## start Entries provided

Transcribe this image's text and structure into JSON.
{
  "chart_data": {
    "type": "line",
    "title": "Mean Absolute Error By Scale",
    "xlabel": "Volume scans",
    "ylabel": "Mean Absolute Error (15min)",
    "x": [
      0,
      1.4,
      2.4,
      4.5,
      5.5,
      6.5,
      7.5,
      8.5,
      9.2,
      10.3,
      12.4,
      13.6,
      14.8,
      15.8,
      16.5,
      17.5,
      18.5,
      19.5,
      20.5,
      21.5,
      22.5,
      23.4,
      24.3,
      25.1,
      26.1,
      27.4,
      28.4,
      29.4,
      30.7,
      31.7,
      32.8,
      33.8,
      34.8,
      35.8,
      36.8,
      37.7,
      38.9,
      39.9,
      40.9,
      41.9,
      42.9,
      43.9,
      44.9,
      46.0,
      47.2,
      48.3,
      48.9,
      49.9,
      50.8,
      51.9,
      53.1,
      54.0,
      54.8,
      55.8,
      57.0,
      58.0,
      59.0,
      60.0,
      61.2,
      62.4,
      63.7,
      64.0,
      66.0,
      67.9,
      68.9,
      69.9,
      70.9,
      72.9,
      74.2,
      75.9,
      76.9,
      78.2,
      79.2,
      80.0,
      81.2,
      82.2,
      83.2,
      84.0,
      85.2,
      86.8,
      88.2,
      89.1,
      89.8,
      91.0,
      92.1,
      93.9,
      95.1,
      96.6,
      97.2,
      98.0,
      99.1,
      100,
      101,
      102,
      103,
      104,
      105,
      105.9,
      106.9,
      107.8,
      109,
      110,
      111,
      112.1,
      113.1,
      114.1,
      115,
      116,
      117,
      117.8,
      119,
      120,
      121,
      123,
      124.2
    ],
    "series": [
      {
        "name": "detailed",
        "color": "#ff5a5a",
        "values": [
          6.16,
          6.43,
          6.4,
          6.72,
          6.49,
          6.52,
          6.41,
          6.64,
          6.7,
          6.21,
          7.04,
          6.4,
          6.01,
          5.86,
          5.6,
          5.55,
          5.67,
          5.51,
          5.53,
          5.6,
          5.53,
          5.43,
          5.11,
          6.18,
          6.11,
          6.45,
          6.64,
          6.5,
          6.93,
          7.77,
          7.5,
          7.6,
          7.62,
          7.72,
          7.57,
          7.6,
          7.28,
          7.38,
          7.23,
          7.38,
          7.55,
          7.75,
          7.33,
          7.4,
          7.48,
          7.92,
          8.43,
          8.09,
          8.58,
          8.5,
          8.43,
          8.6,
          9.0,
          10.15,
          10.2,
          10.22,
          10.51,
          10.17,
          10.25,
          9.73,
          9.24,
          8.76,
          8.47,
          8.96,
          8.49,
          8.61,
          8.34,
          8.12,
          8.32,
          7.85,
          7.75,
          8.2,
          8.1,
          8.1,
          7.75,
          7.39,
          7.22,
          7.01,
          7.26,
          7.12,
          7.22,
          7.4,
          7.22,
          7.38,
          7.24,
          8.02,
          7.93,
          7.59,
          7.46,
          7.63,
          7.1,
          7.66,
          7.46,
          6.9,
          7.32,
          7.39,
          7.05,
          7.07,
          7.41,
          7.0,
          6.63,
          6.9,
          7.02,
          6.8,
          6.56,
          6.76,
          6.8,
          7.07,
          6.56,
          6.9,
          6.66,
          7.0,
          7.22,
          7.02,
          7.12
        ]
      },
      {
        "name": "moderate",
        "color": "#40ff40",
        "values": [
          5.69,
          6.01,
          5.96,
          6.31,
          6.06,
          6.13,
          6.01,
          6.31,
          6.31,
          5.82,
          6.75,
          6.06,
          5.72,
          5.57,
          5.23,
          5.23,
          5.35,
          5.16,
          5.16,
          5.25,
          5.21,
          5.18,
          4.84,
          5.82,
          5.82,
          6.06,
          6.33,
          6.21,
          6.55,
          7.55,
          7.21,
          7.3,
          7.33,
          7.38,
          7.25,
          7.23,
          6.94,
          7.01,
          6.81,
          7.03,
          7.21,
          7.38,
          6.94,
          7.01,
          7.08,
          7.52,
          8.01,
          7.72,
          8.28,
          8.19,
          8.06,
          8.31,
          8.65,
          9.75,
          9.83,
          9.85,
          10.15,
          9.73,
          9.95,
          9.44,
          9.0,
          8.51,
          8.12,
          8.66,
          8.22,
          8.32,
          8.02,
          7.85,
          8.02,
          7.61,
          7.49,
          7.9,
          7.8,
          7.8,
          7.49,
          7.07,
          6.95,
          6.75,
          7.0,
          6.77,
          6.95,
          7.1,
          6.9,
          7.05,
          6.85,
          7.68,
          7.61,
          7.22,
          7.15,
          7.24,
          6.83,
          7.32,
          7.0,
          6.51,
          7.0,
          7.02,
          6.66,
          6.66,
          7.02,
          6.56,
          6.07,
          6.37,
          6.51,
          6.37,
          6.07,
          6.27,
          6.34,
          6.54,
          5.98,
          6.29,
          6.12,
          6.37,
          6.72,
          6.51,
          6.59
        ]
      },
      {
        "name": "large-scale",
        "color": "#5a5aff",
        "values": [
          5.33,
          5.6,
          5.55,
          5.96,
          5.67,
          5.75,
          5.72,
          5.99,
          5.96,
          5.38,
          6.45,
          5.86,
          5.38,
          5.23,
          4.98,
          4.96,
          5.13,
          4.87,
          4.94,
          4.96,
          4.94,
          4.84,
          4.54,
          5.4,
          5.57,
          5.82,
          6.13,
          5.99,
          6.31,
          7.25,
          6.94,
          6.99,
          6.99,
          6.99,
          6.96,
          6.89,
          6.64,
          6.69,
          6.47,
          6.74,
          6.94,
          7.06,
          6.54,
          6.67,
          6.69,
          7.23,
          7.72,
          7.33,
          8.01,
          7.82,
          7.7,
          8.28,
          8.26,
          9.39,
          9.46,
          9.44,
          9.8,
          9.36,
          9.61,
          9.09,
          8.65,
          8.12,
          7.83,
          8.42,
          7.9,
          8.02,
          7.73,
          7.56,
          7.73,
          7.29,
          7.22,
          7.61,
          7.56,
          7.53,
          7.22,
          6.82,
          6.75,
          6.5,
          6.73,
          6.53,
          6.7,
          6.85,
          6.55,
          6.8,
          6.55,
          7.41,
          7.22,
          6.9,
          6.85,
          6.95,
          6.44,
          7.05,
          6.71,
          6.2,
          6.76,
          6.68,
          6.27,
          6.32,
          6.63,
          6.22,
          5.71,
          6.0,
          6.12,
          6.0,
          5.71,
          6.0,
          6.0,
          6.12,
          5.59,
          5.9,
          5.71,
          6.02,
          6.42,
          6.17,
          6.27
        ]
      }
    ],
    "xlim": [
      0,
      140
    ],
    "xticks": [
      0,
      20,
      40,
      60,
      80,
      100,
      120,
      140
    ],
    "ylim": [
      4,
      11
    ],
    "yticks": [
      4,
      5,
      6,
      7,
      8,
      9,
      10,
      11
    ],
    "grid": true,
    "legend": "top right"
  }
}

## end Entries provided

» Problem to solve: Give the number of lines where the string "Absolute" occurs, without any further text.

» Task output: 2